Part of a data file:

# # # # #

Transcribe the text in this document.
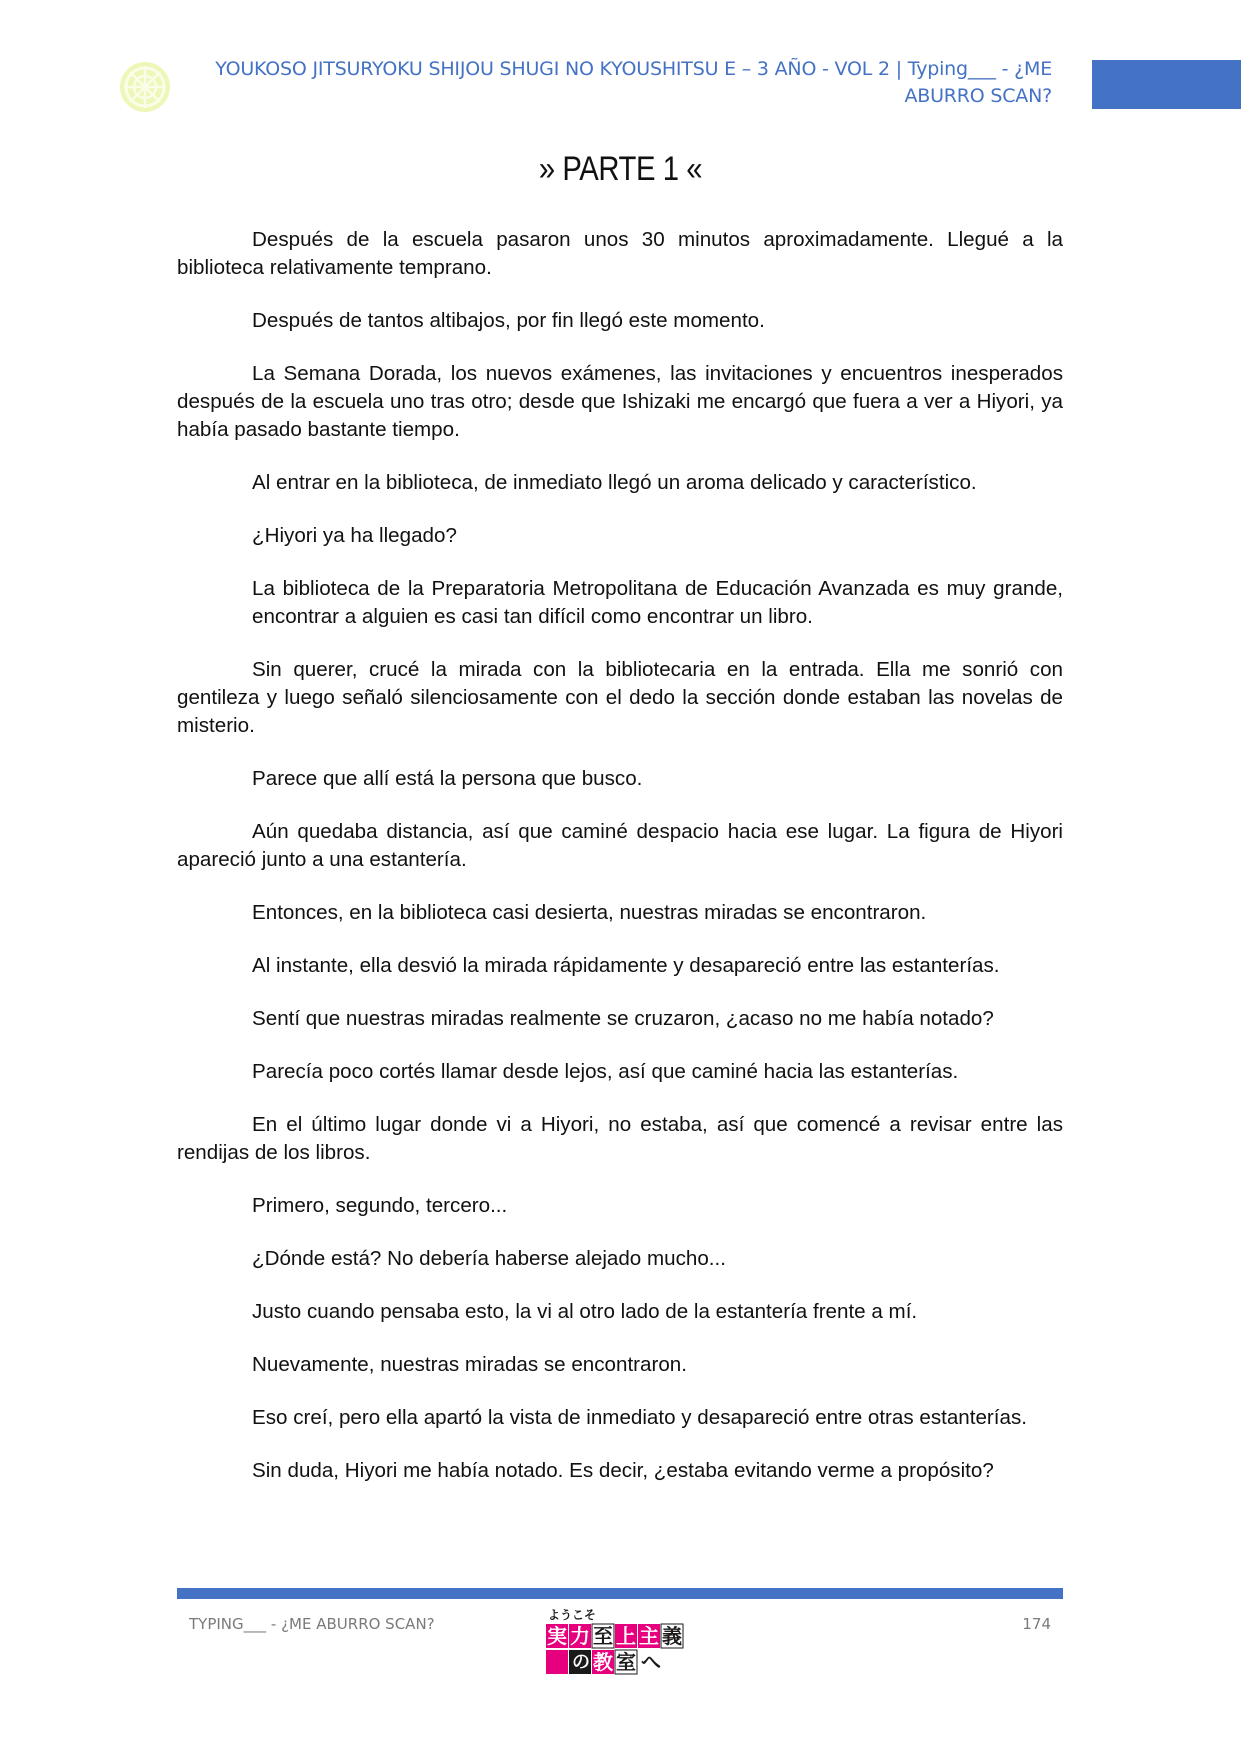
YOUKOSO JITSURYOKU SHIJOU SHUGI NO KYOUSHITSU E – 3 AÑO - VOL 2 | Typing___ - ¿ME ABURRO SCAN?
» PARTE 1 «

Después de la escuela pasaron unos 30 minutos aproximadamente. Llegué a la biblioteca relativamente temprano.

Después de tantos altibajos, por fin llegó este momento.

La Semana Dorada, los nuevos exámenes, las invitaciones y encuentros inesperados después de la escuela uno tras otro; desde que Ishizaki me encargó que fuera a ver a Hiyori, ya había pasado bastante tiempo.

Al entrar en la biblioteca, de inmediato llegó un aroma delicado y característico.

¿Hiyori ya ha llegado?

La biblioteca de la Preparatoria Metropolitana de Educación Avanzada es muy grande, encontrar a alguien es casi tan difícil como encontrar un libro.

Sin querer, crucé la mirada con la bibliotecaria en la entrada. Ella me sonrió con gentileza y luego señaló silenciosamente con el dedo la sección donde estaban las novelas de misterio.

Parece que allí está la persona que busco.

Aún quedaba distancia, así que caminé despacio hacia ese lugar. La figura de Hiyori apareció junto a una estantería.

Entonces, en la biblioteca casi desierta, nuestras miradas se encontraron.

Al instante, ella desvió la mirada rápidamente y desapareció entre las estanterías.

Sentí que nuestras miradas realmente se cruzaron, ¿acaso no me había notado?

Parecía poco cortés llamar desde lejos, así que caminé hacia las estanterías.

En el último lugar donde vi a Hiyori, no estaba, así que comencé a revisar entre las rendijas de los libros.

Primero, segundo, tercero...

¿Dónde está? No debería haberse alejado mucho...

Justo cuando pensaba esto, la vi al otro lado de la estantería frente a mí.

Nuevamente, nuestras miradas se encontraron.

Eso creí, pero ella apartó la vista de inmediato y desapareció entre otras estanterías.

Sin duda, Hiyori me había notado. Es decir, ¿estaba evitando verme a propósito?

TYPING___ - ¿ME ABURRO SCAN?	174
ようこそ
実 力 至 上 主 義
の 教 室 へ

# # # # #

» **To do**: Read through the entries and copy every line that includes "caminé".

» **Task solution**:
Aún quedaba distancia, así que caminé despacio hacia ese lugar. La figura de Hiyori apareció junto a una estantería.
Parecía poco cortés llamar desde lejos, así que caminé hacia las estanterías.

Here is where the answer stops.